begin Supplied material

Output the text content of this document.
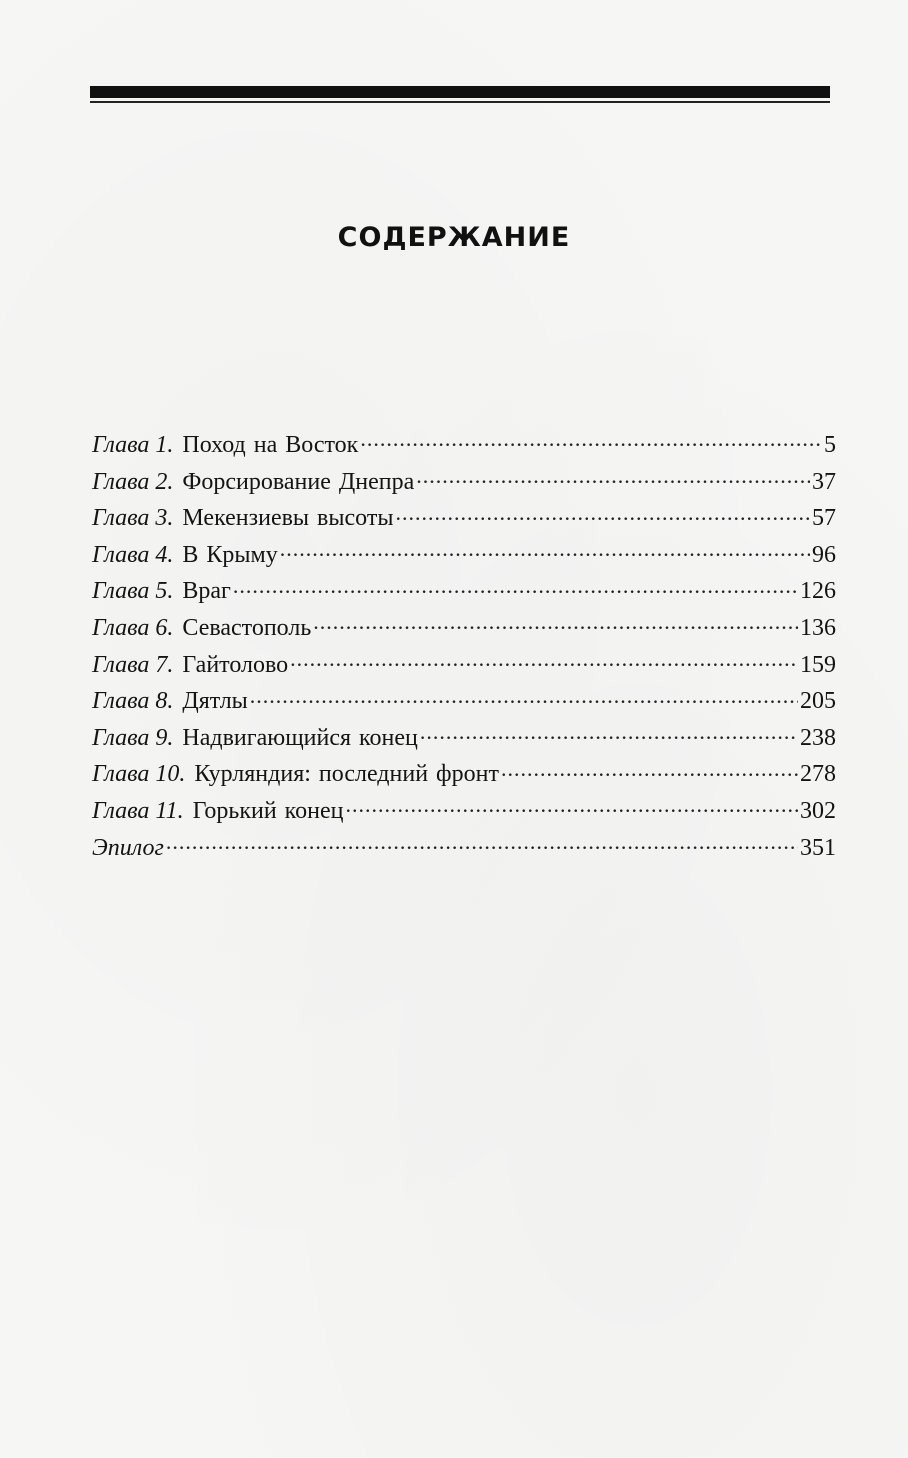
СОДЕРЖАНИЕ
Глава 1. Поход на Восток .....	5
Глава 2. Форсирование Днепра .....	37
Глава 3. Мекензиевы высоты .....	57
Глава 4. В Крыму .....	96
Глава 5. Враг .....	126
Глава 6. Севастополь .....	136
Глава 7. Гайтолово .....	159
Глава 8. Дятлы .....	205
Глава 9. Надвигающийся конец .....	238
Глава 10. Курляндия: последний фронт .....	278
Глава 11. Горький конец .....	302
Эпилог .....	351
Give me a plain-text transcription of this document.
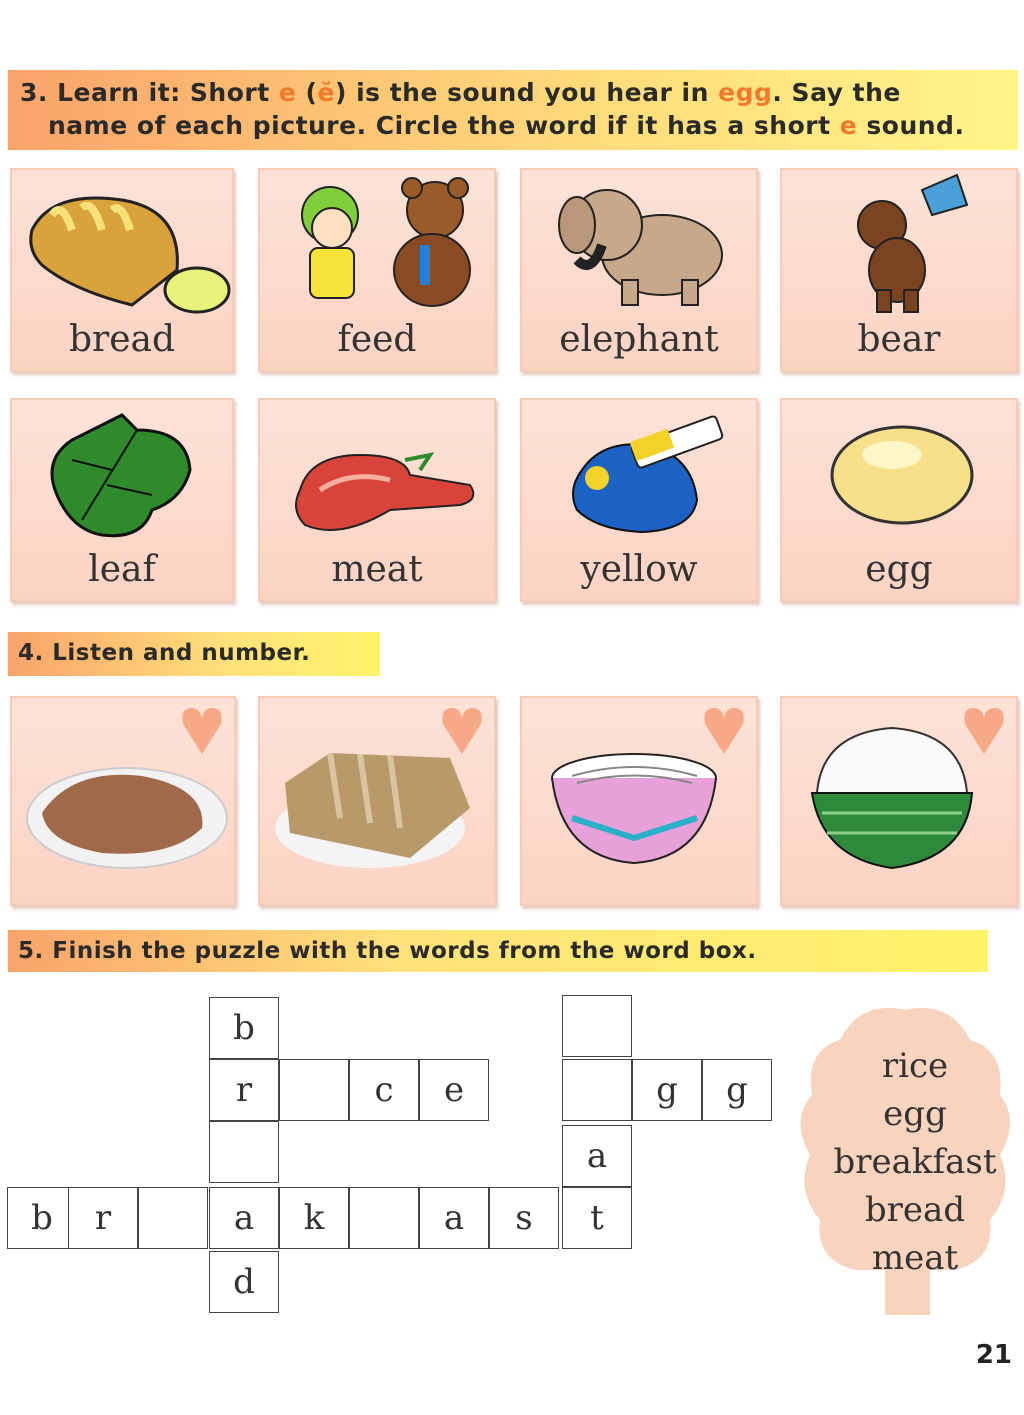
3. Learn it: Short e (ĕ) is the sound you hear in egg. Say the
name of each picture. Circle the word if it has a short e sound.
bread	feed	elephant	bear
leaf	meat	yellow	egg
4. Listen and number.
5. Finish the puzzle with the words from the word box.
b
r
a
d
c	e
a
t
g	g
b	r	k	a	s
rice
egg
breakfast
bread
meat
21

end Supplied material
begin Supplied material

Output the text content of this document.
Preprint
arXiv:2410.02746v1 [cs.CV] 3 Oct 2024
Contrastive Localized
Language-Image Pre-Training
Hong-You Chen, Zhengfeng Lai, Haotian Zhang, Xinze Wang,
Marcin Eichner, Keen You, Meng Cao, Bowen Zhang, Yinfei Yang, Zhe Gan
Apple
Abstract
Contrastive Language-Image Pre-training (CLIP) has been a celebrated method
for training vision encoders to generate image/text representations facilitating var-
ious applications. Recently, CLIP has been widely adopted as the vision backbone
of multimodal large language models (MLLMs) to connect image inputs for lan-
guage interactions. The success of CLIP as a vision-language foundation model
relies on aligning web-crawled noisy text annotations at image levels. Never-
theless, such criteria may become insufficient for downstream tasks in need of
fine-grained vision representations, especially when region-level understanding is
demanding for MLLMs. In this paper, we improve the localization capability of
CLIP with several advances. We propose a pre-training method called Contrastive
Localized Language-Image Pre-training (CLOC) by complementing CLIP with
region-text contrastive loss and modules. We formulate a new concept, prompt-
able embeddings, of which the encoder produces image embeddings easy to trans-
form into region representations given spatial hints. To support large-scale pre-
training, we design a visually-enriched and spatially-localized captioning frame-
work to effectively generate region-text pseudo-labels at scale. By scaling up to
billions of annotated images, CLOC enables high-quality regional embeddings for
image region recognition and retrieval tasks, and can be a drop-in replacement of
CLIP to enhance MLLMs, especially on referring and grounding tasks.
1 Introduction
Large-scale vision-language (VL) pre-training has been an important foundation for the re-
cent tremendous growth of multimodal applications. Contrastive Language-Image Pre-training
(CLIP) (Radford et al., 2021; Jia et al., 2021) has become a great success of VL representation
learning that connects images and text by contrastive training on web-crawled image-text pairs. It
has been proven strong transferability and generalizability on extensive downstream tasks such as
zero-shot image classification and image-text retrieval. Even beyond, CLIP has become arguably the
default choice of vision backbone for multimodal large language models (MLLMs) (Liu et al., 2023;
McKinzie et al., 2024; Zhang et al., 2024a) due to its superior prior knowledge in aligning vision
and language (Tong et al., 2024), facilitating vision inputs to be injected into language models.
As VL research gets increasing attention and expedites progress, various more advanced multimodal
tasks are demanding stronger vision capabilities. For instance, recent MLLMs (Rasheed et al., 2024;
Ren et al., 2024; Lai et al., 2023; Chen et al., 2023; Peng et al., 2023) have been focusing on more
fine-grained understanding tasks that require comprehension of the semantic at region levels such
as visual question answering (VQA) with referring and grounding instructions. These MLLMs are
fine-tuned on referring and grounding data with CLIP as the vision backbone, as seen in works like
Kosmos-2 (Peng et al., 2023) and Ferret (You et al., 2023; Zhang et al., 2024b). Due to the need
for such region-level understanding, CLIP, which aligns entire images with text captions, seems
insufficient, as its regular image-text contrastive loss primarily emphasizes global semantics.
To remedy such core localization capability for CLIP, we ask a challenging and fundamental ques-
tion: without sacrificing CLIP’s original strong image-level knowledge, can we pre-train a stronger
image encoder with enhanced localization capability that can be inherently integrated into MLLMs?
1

end Supplied material
begin Supplied material

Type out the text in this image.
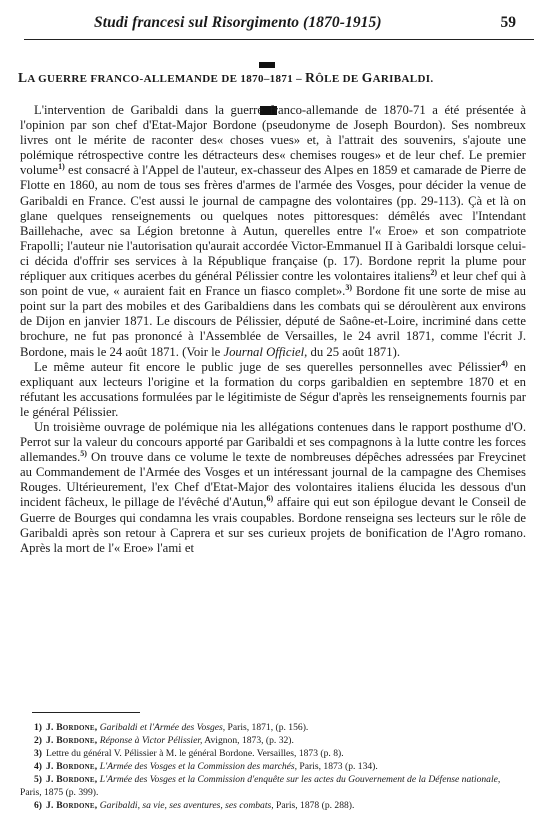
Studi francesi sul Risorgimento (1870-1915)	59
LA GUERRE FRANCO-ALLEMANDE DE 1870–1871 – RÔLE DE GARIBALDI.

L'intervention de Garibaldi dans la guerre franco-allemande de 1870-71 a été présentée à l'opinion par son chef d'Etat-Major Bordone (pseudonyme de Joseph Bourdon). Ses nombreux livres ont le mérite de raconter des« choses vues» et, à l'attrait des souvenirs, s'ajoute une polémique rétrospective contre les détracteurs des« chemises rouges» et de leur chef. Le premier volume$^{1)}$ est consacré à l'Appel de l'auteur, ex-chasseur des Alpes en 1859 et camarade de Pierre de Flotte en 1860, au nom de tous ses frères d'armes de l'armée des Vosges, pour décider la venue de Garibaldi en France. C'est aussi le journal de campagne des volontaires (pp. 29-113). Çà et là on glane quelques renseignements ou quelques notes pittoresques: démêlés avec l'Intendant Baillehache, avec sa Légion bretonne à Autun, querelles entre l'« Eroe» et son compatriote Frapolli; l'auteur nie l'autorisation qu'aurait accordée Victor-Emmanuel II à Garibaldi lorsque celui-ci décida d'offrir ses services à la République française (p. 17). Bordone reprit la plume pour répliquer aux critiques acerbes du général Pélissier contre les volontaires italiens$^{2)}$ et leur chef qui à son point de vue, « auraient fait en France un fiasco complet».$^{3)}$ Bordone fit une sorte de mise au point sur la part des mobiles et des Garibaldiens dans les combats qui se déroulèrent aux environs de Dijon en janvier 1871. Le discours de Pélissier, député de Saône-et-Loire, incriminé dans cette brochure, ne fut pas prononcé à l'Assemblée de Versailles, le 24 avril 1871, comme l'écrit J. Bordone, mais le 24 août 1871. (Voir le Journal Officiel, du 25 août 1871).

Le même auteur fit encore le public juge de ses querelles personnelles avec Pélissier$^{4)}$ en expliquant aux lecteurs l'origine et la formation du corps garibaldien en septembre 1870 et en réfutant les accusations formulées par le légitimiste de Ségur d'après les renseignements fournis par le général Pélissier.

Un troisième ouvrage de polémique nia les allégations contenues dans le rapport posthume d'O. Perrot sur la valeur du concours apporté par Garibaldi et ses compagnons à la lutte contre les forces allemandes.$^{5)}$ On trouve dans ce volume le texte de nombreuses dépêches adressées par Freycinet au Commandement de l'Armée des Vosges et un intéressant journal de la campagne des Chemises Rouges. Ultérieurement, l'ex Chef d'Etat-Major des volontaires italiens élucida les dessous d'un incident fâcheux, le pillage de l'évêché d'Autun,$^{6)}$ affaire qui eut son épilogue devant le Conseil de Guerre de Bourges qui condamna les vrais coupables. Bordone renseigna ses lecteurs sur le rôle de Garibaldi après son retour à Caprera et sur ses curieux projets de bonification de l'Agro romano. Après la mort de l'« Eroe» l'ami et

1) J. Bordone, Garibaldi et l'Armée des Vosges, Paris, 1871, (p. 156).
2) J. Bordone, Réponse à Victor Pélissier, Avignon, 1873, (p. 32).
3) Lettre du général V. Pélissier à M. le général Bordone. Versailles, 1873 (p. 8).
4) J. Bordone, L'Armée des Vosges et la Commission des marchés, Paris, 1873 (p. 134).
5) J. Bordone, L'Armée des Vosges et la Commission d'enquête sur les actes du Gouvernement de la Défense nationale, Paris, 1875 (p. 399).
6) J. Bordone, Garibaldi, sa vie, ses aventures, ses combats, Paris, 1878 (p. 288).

end Supplied material

From the entries above, copy every line containing the word "localization".

• Result of this exercise:
demanding for MLLMs. In this paper, we improve the localization capability of
To remedy such core localization capability for CLIP, we ask a challenging and fundamental ques-
image encoder with enhanced localization capability that can be inherently integrated into MLLMs?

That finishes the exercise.